**Given problem:**
Each record must be reproduced exactly as it is shown.
>> begin Exercise data
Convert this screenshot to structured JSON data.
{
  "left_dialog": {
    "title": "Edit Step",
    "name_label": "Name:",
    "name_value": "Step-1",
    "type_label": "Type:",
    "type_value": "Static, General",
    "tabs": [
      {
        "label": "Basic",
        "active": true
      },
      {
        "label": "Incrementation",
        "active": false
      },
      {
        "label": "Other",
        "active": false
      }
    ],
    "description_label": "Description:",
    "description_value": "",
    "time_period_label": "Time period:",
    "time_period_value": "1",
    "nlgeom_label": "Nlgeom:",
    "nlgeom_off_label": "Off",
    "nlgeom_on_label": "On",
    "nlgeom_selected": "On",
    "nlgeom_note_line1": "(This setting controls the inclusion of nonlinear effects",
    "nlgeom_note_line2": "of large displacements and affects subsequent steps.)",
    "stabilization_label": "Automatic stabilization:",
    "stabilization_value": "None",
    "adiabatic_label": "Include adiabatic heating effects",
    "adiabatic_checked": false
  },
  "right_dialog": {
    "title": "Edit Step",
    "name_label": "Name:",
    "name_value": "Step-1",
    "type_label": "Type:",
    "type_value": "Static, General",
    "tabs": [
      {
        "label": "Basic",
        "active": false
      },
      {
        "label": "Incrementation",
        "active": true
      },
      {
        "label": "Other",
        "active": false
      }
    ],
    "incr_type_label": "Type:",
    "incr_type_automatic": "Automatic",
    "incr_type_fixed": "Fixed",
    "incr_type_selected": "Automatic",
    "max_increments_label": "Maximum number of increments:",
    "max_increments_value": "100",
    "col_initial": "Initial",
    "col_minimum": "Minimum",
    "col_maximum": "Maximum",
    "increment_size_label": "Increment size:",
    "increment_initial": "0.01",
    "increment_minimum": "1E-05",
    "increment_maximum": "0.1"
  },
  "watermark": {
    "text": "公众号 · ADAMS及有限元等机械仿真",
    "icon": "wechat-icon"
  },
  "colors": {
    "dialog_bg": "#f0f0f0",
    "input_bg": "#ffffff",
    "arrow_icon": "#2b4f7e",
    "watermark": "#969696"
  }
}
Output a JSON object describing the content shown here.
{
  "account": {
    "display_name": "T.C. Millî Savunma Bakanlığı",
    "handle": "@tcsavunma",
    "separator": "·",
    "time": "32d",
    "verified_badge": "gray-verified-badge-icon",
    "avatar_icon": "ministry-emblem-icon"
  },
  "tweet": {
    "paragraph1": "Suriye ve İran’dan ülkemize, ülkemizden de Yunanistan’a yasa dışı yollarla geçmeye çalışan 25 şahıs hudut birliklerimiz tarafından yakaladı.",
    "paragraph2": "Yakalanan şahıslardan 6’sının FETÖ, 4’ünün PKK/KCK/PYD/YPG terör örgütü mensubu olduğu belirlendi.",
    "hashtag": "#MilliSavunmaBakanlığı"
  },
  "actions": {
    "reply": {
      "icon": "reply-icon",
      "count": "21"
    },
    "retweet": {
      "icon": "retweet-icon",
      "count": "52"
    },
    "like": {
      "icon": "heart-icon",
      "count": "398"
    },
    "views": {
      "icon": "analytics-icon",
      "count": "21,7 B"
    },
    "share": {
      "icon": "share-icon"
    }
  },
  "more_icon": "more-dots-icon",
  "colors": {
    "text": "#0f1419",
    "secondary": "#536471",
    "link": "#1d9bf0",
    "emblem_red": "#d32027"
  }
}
>> end Exercise data
**Task answer:**
Convert this screenshot to structured JSON data.
{
  "left_dialog": {
    "title": "Edit Step",
    "name_label": "Name:",
    "name_value": "Step-1",
    "type_label": "Type:",
    "type_value": "Static, General",
    "tabs": [
      {
        "label": "Basic",
        "active": true
      },
      {
        "label": "Incrementation",
        "active": false
      },
      {
        "label": "Other",
        "active": false
      }
    ],
    "description_label": "Description:",
    "description_value": "",
    "time_period_label": "Time period:",
    "time_period_value": "1",
    "nlgeom_label": "Nlgeom:",
    "nlgeom_off_label": "Off",
    "nlgeom_on_label": "On",
    "nlgeom_selected": "On",
    "nlgeom_note_line1": "(This setting controls the inclusion of nonlinear effects",
    "nlgeom_note_line2": "of large displacements and affects subsequent steps.)",
    "stabilization_label": "Automatic stabilization:",
    "stabilization_value": "None",
    "adiabatic_label": "Include adiabatic heating effects",
    "adiabatic_checked": false
  },
  "right_dialog": {
    "title": "Edit Step",
    "name_label": "Name:",
    "name_value": "Step-1",
    "type_label": "Type:",
    "type_value": "Static, General",
    "tabs": [
      {
        "label": "Basic",
        "active": false
      },
      {
        "label": "Incrementation",
        "active": true
      },
      {
        "label": "Other",
        "active": false
      }
    ],
    "incr_type_label": "Type:",
    "incr_type_automatic": "Automatic",
    "incr_type_fixed": "Fixed",
    "incr_type_selected": "Automatic",
    "max_increments_label": "Maximum number of increments:",
    "max_increments_value": "100",
    "col_initial": "Initial",
    "col_minimum": "Minimum",
    "col_maximum": "Maximum",
    "increment_size_label": "Increment size:",
    "increment_initial": "0.01",
    "increment_minimum": "1E-05",
    "increment_maximum": "0.1"
  },
  "watermark": {
    "text": "公众号 · ADAMS及有限元等机械仿真",
    "icon": "wechat-icon"
  },
  "colors": {
    "dialog_bg": "#f0f0f0",
    "input_bg": "#ffffff",
    "arrow_icon": "#2b4f7e",
    "watermark": "#969696"
  }
}
Output a JSON object describing the content shown here.
{
  "account": {
    "display_name": "T.C. Millî Savunma Bakanlığı",
    "handle": "@tcsavunma",
    "separator": "·",
    "time": "32d",
    "verified_badge": "gray-verified-badge-icon",
    "avatar_icon": "ministry-emblem-icon"
  },
  "tweet": {
    "paragraph1": "Suriye ve İran’dan ülkemize, ülkemizden de Yunanistan’a yasa dışı yollarla geçmeye çalışan 25 şahıs hudut birliklerimiz tarafından yakaladı.",
    "paragraph2": "Yakalanan şahıslardan 6’sının FETÖ, 4’ünün PKK/KCK/PYD/YPG terör örgütü mensubu olduğu belirlendi.",
    "hashtag": "#MilliSavunmaBakanlığı"
  },
  "actions": {
    "reply": {
      "icon": "reply-icon",
      "count": "21"
    },
    "retweet": {
      "icon": "retweet-icon",
      "count": "52"
    },
    "like": {
      "icon": "heart-icon",
      "count": "398"
    },
    "views": {
      "icon": "analytics-icon",
      "count": "21,7 B"
    },
    "share": {
      "icon": "share-icon"
    }
  },
  "more_icon": "more-dots-icon",
  "colors": {
    "text": "#0f1419",
    "secondary": "#536471",
    "link": "#1d9bf0",
    "emblem_red": "#d32027"
  }
}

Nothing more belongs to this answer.